* **AIM OF THE EXERCISE**: The entries that follow should be written out exactly.

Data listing

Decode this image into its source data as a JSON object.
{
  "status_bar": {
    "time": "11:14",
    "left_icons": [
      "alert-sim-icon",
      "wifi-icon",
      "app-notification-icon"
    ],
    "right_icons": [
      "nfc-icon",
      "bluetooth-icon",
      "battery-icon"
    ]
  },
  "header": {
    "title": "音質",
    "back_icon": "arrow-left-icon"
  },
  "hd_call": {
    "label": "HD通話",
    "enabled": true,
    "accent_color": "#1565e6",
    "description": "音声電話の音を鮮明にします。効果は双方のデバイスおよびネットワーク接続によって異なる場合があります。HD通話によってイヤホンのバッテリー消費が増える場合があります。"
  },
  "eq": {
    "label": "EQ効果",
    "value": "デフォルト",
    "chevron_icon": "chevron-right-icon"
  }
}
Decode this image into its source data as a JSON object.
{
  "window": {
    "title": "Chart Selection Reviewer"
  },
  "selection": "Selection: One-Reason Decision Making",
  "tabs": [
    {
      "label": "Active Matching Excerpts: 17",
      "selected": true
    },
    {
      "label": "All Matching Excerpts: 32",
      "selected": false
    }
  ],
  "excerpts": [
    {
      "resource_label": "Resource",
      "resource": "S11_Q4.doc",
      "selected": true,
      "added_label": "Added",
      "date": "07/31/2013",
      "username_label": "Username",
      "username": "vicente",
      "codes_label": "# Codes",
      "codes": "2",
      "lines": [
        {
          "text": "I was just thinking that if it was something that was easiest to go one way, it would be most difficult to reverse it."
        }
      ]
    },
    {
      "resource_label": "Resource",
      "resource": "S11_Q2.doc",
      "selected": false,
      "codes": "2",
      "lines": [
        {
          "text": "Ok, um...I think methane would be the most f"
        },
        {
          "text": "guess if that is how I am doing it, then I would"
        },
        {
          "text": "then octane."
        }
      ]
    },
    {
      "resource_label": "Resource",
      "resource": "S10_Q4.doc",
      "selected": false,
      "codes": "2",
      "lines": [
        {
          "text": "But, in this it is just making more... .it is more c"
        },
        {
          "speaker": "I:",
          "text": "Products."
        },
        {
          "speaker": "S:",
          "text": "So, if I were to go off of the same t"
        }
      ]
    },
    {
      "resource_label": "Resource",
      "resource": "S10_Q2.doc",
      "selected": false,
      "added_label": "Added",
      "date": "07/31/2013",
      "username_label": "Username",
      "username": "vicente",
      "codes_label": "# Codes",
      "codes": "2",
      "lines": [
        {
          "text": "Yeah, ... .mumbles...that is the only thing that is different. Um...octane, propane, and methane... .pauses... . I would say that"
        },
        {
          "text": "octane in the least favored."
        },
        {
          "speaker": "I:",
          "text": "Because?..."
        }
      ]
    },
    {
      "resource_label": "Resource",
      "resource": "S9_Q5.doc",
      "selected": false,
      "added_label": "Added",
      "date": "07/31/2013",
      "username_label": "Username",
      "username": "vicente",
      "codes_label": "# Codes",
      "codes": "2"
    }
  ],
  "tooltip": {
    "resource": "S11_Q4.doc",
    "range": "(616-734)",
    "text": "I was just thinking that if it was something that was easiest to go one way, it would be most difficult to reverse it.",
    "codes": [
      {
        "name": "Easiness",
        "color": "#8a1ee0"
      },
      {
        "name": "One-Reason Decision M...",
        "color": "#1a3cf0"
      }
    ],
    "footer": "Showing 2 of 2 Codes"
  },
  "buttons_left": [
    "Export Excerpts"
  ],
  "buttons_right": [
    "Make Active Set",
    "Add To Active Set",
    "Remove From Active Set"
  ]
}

* **FINAL ANSWER**:
Decode this image into its source data as a JSON object.
{
  "status_bar": {
    "time": "11:14",
    "left_icons": [
      "alert-sim-icon",
      "wifi-icon",
      "app-notification-icon"
    ],
    "right_icons": [
      "nfc-icon",
      "bluetooth-icon",
      "battery-icon"
    ]
  },
  "header": {
    "title": "音質",
    "back_icon": "arrow-left-icon"
  },
  "hd_call": {
    "label": "HD通話",
    "enabled": true,
    "accent_color": "#1565e6",
    "description": "音声電話の音を鮮明にします。効果は双方のデバイスおよびネットワーク接続によって異なる場合があります。HD通話によってイヤホンのバッテリー消費が増える場合があります。"
  },
  "eq": {
    "label": "EQ効果",
    "value": "デフォルト",
    "chevron_icon": "chevron-right-icon"
  }
}
Decode this image into its source data as a JSON object.
{
  "window": {
    "title": "Chart Selection Reviewer"
  },
  "selection": "Selection: One-Reason Decision Making",
  "tabs": [
    {
      "label": "Active Matching Excerpts: 17",
      "selected": true
    },
    {
      "label": "All Matching Excerpts: 32",
      "selected": false
    }
  ],
  "excerpts": [
    {
      "resource_label": "Resource",
      "resource": "S11_Q4.doc",
      "selected": true,
      "added_label": "Added",
      "date": "07/31/2013",
      "username_label": "Username",
      "username": "vicente",
      "codes_label": "# Codes",
      "codes": "2",
      "lines": [
        {
          "text": "I was just thinking that if it was something that was easiest to go one way, it would be most difficult to reverse it."
        }
      ]
    },
    {
      "resource_label": "Resource",
      "resource": "S11_Q2.doc",
      "selected": false,
      "codes": "2",
      "lines": [
        {
          "text": "Ok, um...I think methane would be the most f"
        },
        {
          "text": "guess if that is how I am doing it, then I would"
        },
        {
          "text": "then octane."
        }
      ]
    },
    {
      "resource_label": "Resource",
      "resource": "S10_Q4.doc",
      "selected": false,
      "codes": "2",
      "lines": [
        {
          "text": "But, in this it is just making more... .it is more c"
        },
        {
          "speaker": "I:",
          "text": "Products."
        },
        {
          "speaker": "S:",
          "text": "So, if I were to go off of the same t"
        }
      ]
    },
    {
      "resource_label": "Resource",
      "resource": "S10_Q2.doc",
      "selected": false,
      "added_label": "Added",
      "date": "07/31/2013",
      "username_label": "Username",
      "username": "vicente",
      "codes_label": "# Codes",
      "codes": "2",
      "lines": [
        {
          "text": "Yeah, ... .mumbles...that is the only thing that is different. Um...octane, propane, and methane... .pauses... . I would say that"
        },
        {
          "text": "octane in the least favored."
        },
        {
          "speaker": "I:",
          "text": "Because?..."
        }
      ]
    },
    {
      "resource_label": "Resource",
      "resource": "S9_Q5.doc",
      "selected": false,
      "added_label": "Added",
      "date": "07/31/2013",
      "username_label": "Username",
      "username": "vicente",
      "codes_label": "# Codes",
      "codes": "2"
    }
  ],
  "tooltip": {
    "resource": "S11_Q4.doc",
    "range": "(616-734)",
    "text": "I was just thinking that if it was something that was easiest to go one way, it would be most difficult to reverse it.",
    "codes": [
      {
        "name": "Easiness",
        "color": "#8a1ee0"
      },
      {
        "name": "One-Reason Decision M...",
        "color": "#1a3cf0"
      }
    ],
    "footer": "Showing 2 of 2 Codes"
  },
  "buttons_left": [
    "Export Excerpts"
  ],
  "buttons_right": [
    "Make Active Set",
    "Add To Active Set",
    "Remove From Active Set"
  ]
}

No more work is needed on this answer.